SET PROBLEM:
Pick out each line in the records below that contains the string "link" and copy those lines unchanged.

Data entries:
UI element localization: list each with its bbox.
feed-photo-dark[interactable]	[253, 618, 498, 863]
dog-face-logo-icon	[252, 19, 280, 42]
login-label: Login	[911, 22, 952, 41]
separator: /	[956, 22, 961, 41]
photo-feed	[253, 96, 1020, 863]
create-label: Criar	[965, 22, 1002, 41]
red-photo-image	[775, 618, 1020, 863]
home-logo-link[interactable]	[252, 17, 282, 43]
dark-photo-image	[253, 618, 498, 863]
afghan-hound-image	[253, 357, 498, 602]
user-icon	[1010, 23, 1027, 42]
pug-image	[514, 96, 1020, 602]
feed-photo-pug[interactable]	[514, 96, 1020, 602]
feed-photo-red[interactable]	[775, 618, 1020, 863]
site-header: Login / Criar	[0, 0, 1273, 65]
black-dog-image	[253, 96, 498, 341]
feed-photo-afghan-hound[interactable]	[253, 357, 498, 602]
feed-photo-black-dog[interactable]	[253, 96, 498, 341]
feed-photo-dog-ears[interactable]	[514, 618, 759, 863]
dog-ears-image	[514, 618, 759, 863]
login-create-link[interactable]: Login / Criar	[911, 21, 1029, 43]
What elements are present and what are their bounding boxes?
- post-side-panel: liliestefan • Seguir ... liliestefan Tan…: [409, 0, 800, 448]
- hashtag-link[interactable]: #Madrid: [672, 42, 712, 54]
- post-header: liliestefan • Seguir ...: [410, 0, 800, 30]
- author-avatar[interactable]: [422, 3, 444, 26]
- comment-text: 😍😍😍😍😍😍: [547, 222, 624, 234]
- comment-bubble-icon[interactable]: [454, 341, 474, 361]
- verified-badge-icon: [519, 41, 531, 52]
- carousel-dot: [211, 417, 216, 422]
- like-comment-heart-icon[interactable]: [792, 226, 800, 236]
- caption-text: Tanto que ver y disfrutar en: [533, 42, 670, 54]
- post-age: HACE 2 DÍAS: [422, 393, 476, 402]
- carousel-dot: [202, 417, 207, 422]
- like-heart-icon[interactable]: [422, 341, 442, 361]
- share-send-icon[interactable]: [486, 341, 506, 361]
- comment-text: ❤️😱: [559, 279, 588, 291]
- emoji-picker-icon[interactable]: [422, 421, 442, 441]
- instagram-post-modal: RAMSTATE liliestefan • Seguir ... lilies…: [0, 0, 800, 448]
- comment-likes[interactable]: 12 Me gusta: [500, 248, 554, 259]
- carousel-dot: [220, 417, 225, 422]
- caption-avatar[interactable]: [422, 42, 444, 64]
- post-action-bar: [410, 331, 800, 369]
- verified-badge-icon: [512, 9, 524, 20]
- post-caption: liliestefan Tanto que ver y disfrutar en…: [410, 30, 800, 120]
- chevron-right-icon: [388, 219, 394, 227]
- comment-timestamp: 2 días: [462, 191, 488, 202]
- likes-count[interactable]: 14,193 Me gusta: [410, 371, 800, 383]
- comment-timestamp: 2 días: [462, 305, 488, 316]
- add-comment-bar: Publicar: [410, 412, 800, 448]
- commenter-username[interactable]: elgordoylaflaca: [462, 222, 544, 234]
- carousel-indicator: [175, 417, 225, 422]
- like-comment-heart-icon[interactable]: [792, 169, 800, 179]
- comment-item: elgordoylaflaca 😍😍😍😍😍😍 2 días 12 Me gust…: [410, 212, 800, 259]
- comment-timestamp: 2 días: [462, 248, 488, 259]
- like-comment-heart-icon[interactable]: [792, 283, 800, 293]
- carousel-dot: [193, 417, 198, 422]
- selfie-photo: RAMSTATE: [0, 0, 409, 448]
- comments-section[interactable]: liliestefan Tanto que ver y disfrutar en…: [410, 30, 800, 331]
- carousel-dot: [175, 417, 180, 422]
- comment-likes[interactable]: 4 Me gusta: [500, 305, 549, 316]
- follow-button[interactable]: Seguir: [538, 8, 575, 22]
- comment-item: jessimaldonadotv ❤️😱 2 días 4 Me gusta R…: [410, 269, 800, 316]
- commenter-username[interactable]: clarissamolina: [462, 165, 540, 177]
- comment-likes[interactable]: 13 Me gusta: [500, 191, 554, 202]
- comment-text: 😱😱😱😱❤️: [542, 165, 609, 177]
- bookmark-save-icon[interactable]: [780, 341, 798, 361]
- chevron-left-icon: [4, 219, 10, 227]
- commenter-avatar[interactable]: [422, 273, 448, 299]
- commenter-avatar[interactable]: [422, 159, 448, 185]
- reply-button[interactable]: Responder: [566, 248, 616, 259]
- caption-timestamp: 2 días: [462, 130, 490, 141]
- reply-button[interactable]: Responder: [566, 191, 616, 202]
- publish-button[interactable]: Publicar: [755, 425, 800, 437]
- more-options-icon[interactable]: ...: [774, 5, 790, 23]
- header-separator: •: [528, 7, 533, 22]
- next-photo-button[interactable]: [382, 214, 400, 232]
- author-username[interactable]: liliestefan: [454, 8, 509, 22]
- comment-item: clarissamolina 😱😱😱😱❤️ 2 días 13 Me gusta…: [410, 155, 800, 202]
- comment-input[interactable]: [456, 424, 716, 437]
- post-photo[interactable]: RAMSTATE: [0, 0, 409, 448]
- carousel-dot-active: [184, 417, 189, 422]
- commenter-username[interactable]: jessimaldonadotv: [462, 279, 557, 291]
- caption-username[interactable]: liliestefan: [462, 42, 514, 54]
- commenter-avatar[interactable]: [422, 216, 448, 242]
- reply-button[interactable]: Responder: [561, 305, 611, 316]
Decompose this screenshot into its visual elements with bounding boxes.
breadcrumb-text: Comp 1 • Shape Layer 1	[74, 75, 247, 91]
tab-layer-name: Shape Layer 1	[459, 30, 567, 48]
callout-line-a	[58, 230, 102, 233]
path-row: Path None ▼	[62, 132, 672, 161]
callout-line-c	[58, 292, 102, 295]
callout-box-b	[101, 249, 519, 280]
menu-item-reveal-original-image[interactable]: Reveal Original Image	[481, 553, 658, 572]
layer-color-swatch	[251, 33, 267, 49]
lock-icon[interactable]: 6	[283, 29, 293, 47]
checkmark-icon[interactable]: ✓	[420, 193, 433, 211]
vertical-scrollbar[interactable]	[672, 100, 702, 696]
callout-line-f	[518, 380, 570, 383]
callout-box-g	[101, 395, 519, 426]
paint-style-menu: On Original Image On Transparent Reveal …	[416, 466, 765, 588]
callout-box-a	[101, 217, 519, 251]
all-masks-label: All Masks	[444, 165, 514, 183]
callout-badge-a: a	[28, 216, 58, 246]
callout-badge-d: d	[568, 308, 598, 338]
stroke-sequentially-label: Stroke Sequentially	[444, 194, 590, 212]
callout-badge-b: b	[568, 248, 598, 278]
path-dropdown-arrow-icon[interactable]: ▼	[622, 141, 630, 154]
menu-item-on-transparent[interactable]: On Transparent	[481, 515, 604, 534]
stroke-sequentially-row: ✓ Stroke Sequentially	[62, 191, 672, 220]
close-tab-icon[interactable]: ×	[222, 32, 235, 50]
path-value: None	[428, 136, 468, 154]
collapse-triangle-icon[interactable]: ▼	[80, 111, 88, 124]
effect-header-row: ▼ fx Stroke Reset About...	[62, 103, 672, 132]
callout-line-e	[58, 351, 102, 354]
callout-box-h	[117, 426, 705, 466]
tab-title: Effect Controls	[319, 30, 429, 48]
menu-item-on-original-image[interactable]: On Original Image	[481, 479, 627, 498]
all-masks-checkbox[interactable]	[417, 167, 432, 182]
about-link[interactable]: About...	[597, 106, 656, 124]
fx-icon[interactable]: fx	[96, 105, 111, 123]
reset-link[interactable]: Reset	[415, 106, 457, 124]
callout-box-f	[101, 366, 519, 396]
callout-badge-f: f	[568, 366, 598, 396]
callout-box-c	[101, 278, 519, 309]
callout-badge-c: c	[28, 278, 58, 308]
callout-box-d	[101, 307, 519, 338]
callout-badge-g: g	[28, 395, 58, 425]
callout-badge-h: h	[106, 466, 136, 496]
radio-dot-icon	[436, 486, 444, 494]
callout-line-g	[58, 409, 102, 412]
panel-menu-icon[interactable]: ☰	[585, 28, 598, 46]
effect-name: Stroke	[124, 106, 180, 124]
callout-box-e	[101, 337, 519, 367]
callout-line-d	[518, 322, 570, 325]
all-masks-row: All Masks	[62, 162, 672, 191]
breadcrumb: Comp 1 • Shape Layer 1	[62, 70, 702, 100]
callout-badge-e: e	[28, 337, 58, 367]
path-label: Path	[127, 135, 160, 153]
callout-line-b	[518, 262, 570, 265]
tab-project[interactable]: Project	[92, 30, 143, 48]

ANSWER BELOW:
home-logo-link[interactable]	[252, 17, 282, 43]
login-create-link[interactable]: Login / Criar	[911, 21, 1029, 43]
- hashtag-link[interactable]: #Madrid: [672, 42, 712, 54]
about-link[interactable]: About...	[597, 106, 656, 124]
reset-link[interactable]: Reset	[415, 106, 457, 124]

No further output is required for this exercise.